(Collection entries)
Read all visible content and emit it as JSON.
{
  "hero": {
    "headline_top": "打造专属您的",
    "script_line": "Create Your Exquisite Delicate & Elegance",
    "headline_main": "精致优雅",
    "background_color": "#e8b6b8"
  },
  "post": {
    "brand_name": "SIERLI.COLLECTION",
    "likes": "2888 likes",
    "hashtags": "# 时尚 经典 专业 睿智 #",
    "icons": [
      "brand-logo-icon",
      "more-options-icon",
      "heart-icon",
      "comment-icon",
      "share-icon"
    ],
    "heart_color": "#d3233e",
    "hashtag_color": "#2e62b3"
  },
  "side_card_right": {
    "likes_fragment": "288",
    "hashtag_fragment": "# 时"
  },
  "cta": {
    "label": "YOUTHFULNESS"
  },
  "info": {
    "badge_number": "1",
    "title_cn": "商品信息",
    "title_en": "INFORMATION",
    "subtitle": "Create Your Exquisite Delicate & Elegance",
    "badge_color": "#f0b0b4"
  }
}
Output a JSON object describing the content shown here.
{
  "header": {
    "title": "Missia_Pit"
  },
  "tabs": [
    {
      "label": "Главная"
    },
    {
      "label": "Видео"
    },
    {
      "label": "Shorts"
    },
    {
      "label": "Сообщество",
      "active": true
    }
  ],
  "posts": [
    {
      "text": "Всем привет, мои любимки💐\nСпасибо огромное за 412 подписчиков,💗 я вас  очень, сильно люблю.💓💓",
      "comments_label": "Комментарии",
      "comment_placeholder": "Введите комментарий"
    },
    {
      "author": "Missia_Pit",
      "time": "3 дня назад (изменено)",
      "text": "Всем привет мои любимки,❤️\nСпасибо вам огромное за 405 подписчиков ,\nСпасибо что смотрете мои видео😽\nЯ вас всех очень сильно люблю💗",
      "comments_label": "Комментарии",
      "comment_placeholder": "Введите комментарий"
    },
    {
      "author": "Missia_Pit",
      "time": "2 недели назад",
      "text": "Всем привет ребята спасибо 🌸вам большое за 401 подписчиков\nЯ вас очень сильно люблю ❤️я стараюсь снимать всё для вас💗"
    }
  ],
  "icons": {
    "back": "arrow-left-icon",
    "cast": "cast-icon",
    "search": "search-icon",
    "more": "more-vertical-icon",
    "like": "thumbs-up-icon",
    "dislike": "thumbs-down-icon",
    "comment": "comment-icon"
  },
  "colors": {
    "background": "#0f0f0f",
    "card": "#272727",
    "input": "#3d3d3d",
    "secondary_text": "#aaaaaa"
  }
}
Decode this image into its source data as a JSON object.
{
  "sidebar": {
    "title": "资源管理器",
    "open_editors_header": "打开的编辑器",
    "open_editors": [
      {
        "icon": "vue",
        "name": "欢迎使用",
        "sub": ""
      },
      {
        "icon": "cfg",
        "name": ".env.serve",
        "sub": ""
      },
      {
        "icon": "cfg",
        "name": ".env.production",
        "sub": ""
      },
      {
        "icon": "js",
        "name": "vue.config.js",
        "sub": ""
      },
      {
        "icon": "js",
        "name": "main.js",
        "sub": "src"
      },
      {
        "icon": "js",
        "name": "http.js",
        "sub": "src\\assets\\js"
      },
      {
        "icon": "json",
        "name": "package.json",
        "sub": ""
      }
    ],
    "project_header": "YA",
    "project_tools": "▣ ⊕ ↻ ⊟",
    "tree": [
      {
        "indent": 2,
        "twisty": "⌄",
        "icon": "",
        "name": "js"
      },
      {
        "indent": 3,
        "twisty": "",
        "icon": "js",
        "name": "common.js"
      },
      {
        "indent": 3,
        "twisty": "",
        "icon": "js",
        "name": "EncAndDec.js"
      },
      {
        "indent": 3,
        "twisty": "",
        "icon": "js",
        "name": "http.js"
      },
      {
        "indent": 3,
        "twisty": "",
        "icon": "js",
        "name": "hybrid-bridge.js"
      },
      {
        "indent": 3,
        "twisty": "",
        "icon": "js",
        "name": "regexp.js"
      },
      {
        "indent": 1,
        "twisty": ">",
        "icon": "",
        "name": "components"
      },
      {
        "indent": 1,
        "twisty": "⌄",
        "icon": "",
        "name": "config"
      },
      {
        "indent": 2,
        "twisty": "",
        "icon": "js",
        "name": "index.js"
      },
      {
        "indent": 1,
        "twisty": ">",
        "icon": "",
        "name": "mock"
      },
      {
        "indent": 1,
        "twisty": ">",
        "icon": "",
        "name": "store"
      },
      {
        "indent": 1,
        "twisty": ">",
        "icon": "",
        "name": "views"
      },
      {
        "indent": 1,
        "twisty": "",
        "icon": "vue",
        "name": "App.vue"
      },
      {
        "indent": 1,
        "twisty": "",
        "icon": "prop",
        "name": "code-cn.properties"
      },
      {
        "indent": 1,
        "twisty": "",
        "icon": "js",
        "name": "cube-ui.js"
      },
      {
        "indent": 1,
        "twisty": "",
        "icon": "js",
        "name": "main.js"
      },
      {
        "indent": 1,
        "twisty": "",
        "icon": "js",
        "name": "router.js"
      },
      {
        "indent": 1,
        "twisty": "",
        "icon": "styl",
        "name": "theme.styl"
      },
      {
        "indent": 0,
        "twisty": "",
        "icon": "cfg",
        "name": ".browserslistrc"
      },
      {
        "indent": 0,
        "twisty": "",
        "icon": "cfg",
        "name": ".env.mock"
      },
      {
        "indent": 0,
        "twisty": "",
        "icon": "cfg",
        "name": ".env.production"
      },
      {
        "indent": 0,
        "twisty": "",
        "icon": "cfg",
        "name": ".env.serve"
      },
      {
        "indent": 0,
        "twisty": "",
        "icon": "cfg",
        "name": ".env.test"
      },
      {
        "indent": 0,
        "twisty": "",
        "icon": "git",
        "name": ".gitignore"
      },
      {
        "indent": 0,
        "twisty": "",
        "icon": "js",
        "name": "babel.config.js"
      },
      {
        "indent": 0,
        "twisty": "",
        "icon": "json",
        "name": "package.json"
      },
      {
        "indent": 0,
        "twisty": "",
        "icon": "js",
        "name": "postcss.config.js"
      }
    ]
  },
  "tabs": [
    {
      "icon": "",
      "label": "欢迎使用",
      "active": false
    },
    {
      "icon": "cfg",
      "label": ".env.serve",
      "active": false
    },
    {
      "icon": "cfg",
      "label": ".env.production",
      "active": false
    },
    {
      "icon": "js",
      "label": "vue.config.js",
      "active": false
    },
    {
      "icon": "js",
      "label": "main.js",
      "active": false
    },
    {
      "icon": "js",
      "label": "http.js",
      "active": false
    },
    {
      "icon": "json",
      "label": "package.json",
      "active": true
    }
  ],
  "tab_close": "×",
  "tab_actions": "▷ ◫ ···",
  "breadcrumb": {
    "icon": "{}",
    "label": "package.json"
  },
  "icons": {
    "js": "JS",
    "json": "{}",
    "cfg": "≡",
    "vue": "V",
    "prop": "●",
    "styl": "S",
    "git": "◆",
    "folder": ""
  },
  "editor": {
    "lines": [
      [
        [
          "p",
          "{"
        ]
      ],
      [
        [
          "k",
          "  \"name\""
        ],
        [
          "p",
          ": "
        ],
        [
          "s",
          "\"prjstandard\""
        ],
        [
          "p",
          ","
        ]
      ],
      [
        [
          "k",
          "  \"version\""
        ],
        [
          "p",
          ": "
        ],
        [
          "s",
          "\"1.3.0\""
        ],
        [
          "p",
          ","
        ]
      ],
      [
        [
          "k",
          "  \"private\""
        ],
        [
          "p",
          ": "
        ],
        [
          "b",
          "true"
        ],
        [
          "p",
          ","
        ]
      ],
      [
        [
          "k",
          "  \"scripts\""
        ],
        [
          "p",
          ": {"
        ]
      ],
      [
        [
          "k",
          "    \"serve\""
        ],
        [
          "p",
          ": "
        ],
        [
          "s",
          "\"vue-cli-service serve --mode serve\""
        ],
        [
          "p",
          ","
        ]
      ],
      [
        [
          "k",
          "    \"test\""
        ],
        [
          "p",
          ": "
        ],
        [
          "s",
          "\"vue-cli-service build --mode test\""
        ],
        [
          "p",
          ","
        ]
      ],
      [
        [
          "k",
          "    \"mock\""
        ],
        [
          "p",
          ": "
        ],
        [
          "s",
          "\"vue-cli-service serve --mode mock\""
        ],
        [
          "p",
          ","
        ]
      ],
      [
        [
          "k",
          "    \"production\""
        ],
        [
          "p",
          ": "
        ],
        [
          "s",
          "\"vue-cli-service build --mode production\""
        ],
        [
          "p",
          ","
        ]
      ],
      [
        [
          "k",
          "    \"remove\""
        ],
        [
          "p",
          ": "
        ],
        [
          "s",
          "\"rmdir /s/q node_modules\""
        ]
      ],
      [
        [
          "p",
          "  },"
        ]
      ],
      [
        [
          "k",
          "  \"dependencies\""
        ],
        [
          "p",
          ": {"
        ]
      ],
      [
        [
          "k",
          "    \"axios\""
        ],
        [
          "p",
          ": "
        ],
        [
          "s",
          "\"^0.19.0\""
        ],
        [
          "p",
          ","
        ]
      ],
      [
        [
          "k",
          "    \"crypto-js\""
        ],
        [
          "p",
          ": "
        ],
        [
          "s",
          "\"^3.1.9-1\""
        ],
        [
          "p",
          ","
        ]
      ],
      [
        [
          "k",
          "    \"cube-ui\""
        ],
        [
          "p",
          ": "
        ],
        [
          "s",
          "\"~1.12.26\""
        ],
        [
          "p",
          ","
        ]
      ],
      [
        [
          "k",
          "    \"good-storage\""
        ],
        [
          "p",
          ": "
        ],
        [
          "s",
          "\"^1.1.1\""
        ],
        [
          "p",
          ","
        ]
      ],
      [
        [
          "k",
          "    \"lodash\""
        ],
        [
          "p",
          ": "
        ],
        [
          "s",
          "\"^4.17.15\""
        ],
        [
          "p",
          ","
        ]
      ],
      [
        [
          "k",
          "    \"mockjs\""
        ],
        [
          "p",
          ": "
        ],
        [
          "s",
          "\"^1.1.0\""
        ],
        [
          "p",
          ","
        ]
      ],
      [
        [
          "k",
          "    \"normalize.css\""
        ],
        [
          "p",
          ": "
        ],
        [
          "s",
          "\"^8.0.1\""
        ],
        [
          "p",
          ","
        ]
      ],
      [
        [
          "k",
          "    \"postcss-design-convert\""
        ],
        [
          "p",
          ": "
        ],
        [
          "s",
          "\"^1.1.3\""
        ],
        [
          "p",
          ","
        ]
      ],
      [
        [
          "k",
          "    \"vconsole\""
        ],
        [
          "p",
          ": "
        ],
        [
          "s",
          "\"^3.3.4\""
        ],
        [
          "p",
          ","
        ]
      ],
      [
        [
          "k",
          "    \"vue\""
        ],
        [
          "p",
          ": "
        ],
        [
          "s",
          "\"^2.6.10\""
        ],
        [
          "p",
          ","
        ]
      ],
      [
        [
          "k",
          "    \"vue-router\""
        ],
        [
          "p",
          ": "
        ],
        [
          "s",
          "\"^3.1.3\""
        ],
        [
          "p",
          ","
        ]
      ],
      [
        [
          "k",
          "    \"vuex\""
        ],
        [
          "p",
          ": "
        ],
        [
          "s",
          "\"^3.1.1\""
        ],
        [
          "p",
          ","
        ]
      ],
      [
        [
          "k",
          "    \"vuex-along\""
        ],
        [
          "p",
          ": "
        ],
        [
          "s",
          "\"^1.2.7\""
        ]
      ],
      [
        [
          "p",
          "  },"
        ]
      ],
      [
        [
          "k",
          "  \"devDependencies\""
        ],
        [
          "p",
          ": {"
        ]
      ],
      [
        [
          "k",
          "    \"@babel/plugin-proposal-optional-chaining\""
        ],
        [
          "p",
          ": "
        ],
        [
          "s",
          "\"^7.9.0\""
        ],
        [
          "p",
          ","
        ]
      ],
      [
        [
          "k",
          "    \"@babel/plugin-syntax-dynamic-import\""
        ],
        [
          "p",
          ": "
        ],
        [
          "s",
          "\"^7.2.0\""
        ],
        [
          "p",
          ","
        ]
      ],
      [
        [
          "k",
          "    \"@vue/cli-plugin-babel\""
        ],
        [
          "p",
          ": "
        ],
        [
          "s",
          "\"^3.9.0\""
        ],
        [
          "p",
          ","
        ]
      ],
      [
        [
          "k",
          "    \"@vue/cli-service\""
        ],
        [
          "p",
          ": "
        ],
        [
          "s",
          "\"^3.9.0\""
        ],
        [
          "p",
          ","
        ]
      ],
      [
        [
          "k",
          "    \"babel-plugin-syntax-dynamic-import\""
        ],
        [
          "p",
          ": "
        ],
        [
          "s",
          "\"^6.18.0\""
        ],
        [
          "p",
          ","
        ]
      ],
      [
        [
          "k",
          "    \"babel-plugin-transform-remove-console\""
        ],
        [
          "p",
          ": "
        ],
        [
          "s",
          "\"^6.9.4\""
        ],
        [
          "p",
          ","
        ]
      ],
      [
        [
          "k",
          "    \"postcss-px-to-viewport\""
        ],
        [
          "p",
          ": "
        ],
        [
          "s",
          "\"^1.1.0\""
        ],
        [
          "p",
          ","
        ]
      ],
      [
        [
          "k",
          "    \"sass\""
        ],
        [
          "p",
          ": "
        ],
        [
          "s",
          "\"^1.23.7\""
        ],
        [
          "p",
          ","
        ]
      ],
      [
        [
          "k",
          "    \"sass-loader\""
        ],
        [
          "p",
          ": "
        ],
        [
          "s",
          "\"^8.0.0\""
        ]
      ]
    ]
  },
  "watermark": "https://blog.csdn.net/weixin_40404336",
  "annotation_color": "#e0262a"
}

**Task goal:** Find the word "любимки" and list each line it appears in.

**The answer:**
      "text": "Всем привет, мои любимки💐\nСпасибо огромное за 412 подписчиков,💗 я вас  очень, сильно люблю.💓💓",
      "text": "Всем привет мои любимки,❤️\nСпасибо вам огромное за 405 подписчиков ,\nСпасибо что смотрете мои видео😽\nЯ вас всех очень сильно люблю💗",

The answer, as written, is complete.